> [Your task] Copy the records word for word, starting at their first line and ending after the line that contains "header-row [8, 8, 1272, 132]".
══════════
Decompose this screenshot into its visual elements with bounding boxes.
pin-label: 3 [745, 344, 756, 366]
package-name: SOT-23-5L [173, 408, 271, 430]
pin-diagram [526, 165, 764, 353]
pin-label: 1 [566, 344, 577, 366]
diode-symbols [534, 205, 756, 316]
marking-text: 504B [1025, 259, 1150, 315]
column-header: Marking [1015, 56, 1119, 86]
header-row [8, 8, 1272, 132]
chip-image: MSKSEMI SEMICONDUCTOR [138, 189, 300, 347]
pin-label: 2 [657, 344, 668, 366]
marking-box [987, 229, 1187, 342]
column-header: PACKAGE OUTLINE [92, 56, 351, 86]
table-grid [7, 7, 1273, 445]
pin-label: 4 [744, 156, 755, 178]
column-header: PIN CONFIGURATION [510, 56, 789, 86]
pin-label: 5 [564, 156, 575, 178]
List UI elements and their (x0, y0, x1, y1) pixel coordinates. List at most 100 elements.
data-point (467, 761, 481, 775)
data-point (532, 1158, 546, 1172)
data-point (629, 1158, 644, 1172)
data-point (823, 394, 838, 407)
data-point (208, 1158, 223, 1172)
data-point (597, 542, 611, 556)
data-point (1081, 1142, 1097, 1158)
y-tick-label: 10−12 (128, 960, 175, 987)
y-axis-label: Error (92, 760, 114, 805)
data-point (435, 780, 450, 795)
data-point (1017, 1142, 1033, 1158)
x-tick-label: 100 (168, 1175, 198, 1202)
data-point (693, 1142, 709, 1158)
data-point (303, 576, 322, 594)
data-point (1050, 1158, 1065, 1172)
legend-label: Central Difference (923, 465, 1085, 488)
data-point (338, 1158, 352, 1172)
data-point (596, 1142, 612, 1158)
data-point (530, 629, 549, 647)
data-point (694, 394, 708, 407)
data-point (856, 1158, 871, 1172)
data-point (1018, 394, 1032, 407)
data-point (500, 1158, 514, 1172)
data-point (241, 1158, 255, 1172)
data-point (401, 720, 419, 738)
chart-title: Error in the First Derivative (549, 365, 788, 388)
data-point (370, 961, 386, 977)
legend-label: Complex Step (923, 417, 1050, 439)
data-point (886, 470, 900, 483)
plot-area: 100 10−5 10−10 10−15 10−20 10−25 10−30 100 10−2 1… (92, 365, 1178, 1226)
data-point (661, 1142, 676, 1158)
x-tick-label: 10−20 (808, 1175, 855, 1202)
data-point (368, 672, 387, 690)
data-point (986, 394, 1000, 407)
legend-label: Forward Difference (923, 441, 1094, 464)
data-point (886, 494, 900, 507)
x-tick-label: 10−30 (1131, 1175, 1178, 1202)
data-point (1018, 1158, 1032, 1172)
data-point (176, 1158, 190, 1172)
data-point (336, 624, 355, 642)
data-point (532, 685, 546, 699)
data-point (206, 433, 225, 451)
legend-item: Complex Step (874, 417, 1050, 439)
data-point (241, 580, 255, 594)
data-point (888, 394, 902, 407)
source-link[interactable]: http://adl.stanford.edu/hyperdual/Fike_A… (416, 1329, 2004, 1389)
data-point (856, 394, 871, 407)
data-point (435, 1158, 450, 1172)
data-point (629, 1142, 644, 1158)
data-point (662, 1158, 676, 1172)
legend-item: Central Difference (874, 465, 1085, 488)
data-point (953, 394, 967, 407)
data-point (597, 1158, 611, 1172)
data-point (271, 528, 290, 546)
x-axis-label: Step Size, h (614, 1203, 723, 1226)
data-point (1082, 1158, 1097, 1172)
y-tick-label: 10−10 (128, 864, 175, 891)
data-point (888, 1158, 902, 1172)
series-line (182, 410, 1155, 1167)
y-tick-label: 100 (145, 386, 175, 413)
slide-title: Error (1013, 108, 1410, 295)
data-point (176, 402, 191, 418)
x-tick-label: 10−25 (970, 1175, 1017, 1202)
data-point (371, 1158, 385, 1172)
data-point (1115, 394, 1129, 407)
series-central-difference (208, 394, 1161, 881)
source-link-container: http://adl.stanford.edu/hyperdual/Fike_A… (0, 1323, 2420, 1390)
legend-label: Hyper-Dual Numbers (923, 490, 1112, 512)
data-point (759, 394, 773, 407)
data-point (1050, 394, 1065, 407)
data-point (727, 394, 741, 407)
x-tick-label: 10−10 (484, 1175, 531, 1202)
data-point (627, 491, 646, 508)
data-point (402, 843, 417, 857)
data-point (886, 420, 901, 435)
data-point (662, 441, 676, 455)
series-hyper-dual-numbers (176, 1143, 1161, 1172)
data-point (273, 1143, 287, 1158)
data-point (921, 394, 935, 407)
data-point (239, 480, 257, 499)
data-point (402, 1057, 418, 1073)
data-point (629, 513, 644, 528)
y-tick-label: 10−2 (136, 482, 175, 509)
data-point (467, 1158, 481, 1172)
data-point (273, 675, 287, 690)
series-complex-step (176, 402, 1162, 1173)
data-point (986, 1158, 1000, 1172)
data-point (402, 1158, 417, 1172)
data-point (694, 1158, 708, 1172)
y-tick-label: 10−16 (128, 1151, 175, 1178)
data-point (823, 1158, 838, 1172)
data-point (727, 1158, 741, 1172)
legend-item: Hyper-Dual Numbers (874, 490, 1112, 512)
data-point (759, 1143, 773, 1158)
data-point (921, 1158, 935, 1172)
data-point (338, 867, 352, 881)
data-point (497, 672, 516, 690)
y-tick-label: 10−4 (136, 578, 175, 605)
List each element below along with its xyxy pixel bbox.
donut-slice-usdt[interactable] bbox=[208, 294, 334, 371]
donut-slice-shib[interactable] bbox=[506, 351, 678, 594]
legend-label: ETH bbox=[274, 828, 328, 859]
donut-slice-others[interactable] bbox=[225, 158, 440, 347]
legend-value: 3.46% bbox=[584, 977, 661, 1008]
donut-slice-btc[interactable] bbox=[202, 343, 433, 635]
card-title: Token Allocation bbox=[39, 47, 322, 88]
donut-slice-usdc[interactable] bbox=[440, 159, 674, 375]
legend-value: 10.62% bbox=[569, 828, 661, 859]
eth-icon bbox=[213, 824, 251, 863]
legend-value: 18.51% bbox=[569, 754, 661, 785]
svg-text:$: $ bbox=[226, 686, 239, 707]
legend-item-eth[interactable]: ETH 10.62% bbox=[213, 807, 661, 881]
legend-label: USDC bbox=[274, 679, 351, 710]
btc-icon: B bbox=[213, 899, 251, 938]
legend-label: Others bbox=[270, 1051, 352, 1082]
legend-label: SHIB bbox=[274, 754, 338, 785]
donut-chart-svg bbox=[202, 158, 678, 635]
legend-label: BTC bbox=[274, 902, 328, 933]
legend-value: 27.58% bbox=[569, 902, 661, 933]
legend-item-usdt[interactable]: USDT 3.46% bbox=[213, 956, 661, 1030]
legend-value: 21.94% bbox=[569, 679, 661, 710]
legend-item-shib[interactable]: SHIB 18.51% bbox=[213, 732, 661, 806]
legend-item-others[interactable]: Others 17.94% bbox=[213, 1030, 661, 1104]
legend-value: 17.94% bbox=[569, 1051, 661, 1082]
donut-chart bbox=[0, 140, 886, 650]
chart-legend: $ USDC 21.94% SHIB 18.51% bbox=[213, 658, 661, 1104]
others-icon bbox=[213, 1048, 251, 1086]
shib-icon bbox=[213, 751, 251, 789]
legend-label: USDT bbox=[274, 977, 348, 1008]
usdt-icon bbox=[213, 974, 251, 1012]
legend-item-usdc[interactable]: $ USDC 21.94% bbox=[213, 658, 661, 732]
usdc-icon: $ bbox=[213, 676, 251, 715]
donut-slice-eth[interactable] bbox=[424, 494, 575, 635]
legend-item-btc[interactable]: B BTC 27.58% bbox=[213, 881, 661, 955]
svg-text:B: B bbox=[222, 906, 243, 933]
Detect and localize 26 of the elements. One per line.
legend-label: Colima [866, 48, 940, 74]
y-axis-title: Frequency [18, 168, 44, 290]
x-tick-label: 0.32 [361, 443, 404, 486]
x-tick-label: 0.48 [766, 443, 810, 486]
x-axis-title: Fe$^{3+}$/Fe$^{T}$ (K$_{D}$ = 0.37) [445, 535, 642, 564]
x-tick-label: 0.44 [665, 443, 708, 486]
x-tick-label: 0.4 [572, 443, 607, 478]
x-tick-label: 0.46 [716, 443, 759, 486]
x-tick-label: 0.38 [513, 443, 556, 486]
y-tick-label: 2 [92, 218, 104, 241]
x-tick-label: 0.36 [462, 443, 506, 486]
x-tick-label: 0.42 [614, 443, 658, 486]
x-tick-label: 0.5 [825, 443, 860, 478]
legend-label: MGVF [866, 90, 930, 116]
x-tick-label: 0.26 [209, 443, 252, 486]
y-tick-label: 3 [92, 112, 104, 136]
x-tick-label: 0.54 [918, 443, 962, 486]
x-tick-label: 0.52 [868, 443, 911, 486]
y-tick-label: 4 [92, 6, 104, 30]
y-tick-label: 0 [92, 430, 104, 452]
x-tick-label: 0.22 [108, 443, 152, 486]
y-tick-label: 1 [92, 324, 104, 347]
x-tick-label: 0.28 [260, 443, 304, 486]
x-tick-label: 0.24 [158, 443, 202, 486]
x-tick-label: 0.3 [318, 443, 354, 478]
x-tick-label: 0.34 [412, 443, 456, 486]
══════════
> [Answer for the task]
Decompose this screenshot into its visual elements with bounding boxes.
pin-label: 3 [745, 344, 756, 366]
package-name: SOT-23-5L [173, 408, 271, 430]
pin-diagram [526, 165, 764, 353]
pin-label: 1 [566, 344, 577, 366]
diode-symbols [534, 205, 756, 316]
marking-text: 504B [1025, 259, 1150, 315]
column-header: Marking [1015, 56, 1119, 86]
header-row [8, 8, 1272, 132]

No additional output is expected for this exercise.